- [AIM] In your copy, leave out the pictures and repeat the entries below exactly.

start

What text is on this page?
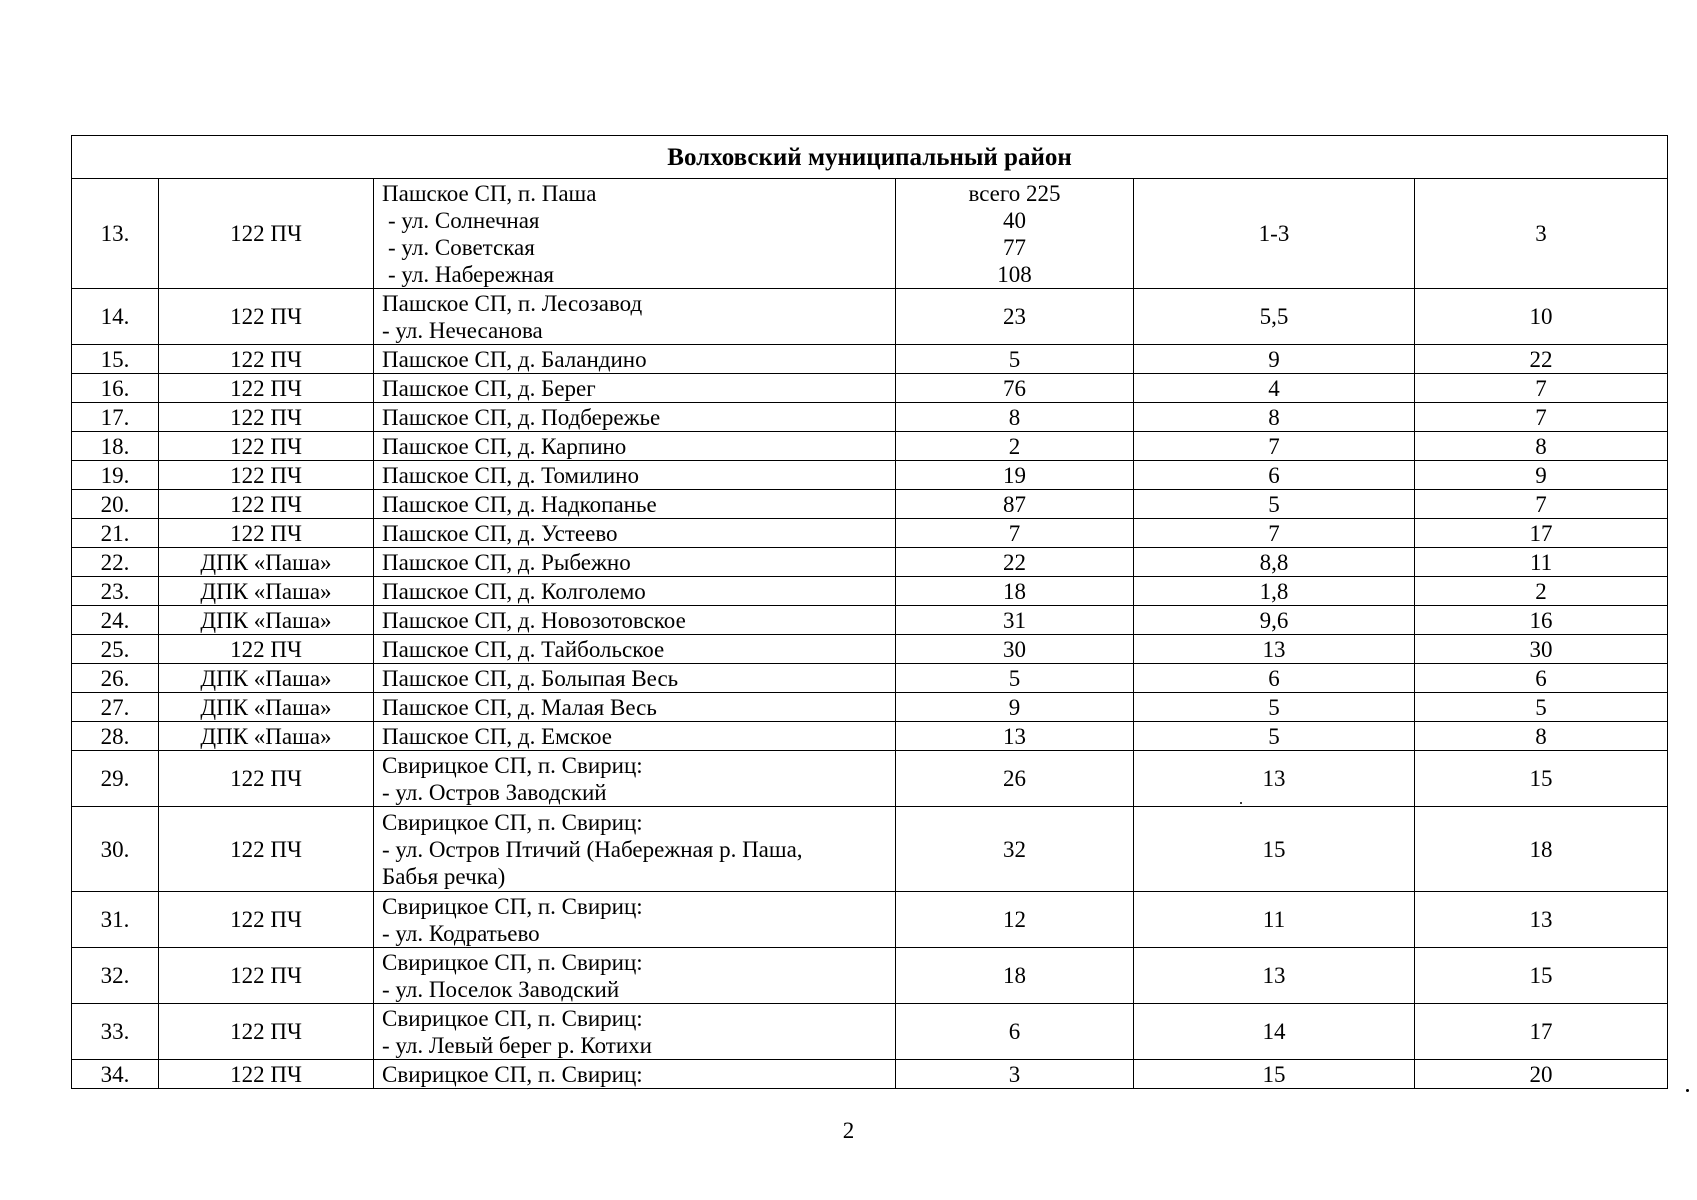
Волховский муниципальный район					
13.	122 ПЧ	Пашское СП, п. Паша
- ул. Солнечная
- ул. Советская
- ул. Набережная	всего 225
40
77
108	1-3	3
14.	122 ПЧ	Пашское СП, п. Лесозавод
- ул. Нечесанова	23	5,5	10
15.	122 ПЧ	Пашское СП, д. Баландино	5	9	22
16.	122 ПЧ	Пашское СП, д. Берег	76	4	7
17.	122 ПЧ	Пашское СП, д. Подбережье	8	8	7
18.	122 ПЧ	Пашское СП, д. Карпино	2	7	8
19.	122 ПЧ	Пашское СП, д. Томилино	19	6	9
20.	122 ПЧ	Пашское СП, д. Надкопанье	87	5	7
21.	122 ПЧ	Пашское СП, д. Устеево	7	7	17
22.	ДПК «Паша»	Пашское СП, д. Рыбежно	22	8,8	11
23.	ДПК «Паша»	Пашское СП, д. Колголемо	18	1,8	2
24.	ДПК «Паша»	Пашское СП, д. Новозотовское	31	9,6	16
25.	122 ПЧ	Пашское СП, д. Тайбольское	30	13	30
26.	ДПК «Паша»	Пашское СП, д. Болыпая Весь	5	6	6
27.	ДПК «Паша»	Пашское СП, д. Малая Весь	9	5	5
28.	ДПК «Паша»	Пашское СП, д. Емское	13	5	8
29.	122 ПЧ	Свирицкое СП, п. Свириц:
- ул. Остров Заводский	26	13	15
30.	122 ПЧ	Свирицкое СП, п. Свириц:
- ул. Остров Птичий (Набережная р. Паша,
Бабья речка)	32	15	18
31.	122 ПЧ	Свирицкое СП, п. Свириц:
- ул. Кодратьево	12	11	13
32.	122 ПЧ	Свирицкое СП, п. Свириц:
- ул. Поселок Заводский	18	13	15
33.	122 ПЧ	Свирицкое СП, п. Свириц:
- ул. Левый берег р. Котихи	6	14	17
34.	122 ПЧ	Свирицкое СП, п. Свириц:	3	15	20
2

end

- [ANSWER TO THE PROBLEM]
What text is on this page?
Волховский муниципальный район					
13.	122 ПЧ	Пашское СП, п. Паша
- ул. Солнечная
- ул. Советская
- ул. Набережная	всего 225
40
77
108	1-3	3
14.	122 ПЧ	Пашское СП, п. Лесозавод
- ул. Нечесанова	23	5,5	10
15.	122 ПЧ	Пашское СП, д. Баландино	5	9	22
16.	122 ПЧ	Пашское СП, д. Берег	76	4	7
17.	122 ПЧ	Пашское СП, д. Подбережье	8	8	7
18.	122 ПЧ	Пашское СП, д. Карпино	2	7	8
19.	122 ПЧ	Пашское СП, д. Томилино	19	6	9
20.	122 ПЧ	Пашское СП, д. Надкопанье	87	5	7
21.	122 ПЧ	Пашское СП, д. Устеево	7	7	17
22.	ДПК «Паша»	Пашское СП, д. Рыбежно	22	8,8	11
23.	ДПК «Паша»	Пашское СП, д. Колголемо	18	1,8	2
24.	ДПК «Паша»	Пашское СП, д. Новозотовское	31	9,6	16
25.	122 ПЧ	Пашское СП, д. Тайбольское	30	13	30
26.	ДПК «Паша»	Пашское СП, д. Болыпая Весь	5	6	6
27.	ДПК «Паша»	Пашское СП, д. Малая Весь	9	5	5
28.	ДПК «Паша»	Пашское СП, д. Емское	13	5	8
29.	122 ПЧ	Свирицкое СП, п. Свириц:
- ул. Остров Заводский	26	13	15
30.	122 ПЧ	Свирицкое СП, п. Свириц:
- ул. Остров Птичий (Набережная р. Паша,
Бабья речка)	32	15	18
31.	122 ПЧ	Свирицкое СП, п. Свириц:
- ул. Кодратьево	12	11	13
32.	122 ПЧ	Свирицкое СП, п. Свириц:
- ул. Поселок Заводский	18	13	15
33.	122 ПЧ	Свирицкое СП, п. Свириц:
- ул. Левый берег р. Котихи	6	14	17
34.	122 ПЧ	Свирицкое СП, п. Свириц:	3	15	20
2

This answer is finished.